(Stored data)
• • •
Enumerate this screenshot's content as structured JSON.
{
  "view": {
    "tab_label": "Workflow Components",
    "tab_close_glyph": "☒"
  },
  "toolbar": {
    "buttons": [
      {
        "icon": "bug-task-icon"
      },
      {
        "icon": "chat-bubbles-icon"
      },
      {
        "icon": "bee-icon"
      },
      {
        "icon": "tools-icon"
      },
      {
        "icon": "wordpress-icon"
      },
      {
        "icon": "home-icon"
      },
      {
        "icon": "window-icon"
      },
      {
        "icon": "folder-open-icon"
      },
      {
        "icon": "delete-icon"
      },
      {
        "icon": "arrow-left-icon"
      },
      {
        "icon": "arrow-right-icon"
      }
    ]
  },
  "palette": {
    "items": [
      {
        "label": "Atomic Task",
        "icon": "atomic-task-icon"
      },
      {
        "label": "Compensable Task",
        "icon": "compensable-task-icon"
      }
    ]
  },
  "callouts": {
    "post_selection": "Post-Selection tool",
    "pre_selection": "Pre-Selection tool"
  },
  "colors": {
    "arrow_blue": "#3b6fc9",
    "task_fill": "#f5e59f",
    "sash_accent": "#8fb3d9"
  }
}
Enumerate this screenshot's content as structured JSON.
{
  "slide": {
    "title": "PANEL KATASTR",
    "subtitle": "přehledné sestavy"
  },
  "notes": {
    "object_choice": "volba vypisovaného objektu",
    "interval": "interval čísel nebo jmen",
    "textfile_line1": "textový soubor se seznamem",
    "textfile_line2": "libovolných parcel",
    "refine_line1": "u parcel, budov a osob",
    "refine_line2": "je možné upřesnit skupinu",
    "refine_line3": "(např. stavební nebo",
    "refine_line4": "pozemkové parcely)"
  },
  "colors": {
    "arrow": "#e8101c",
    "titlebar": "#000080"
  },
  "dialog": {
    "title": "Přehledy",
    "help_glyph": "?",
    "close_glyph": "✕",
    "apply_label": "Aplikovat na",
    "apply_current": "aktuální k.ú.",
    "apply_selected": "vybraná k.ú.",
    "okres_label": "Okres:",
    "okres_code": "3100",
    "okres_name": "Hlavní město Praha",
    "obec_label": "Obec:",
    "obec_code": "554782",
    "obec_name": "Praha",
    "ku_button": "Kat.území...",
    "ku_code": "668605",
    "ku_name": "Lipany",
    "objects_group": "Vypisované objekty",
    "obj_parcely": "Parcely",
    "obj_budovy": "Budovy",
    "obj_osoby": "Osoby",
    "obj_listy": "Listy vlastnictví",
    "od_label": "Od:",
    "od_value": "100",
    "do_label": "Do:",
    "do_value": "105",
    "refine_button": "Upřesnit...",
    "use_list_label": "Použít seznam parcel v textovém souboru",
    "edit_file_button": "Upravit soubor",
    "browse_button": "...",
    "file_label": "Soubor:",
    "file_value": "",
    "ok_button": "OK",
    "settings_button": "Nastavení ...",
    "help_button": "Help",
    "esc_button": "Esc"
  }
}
• • •
- _WHAT IS EXPECTED_:
Print the material above once more, exactly.

- _EXPECTED OUTPUT_:
Enumerate this screenshot's content as structured JSON.
{
  "view": {
    "tab_label": "Workflow Components",
    "tab_close_glyph": "☒"
  },
  "toolbar": {
    "buttons": [
      {
        "icon": "bug-task-icon"
      },
      {
        "icon": "chat-bubbles-icon"
      },
      {
        "icon": "bee-icon"
      },
      {
        "icon": "tools-icon"
      },
      {
        "icon": "wordpress-icon"
      },
      {
        "icon": "home-icon"
      },
      {
        "icon": "window-icon"
      },
      {
        "icon": "folder-open-icon"
      },
      {
        "icon": "delete-icon"
      },
      {
        "icon": "arrow-left-icon"
      },
      {
        "icon": "arrow-right-icon"
      }
    ]
  },
  "palette": {
    "items": [
      {
        "label": "Atomic Task",
        "icon": "atomic-task-icon"
      },
      {
        "label": "Compensable Task",
        "icon": "compensable-task-icon"
      }
    ]
  },
  "callouts": {
    "post_selection": "Post-Selection tool",
    "pre_selection": "Pre-Selection tool"
  },
  "colors": {
    "arrow_blue": "#3b6fc9",
    "task_fill": "#f5e59f",
    "sash_accent": "#8fb3d9"
  }
}
Enumerate this screenshot's content as structured JSON.
{
  "slide": {
    "title": "PANEL KATASTR",
    "subtitle": "přehledné sestavy"
  },
  "notes": {
    "object_choice": "volba vypisovaného objektu",
    "interval": "interval čísel nebo jmen",
    "textfile_line1": "textový soubor se seznamem",
    "textfile_line2": "libovolných parcel",
    "refine_line1": "u parcel, budov a osob",
    "refine_line2": "je možné upřesnit skupinu",
    "refine_line3": "(např. stavební nebo",
    "refine_line4": "pozemkové parcely)"
  },
  "colors": {
    "arrow": "#e8101c",
    "titlebar": "#000080"
  },
  "dialog": {
    "title": "Přehledy",
    "help_glyph": "?",
    "close_glyph": "✕",
    "apply_label": "Aplikovat na",
    "apply_current": "aktuální k.ú.",
    "apply_selected": "vybraná k.ú.",
    "okres_label": "Okres:",
    "okres_code": "3100",
    "okres_name": "Hlavní město Praha",
    "obec_label": "Obec:",
    "obec_code": "554782",
    "obec_name": "Praha",
    "ku_button": "Kat.území...",
    "ku_code": "668605",
    "ku_name": "Lipany",
    "objects_group": "Vypisované objekty",
    "obj_parcely": "Parcely",
    "obj_budovy": "Budovy",
    "obj_osoby": "Osoby",
    "obj_listy": "Listy vlastnictví",
    "od_label": "Od:",
    "od_value": "100",
    "do_label": "Do:",
    "do_value": "105",
    "refine_button": "Upřesnit...",
    "use_list_label": "Použít seznam parcel v textovém souboru",
    "edit_file_button": "Upravit soubor",
    "browse_button": "...",
    "file_label": "Soubor:",
    "file_value": "",
    "ok_button": "OK",
    "settings_button": "Nastavení ...",
    "help_button": "Help",
    "esc_button": "Esc"
  }
}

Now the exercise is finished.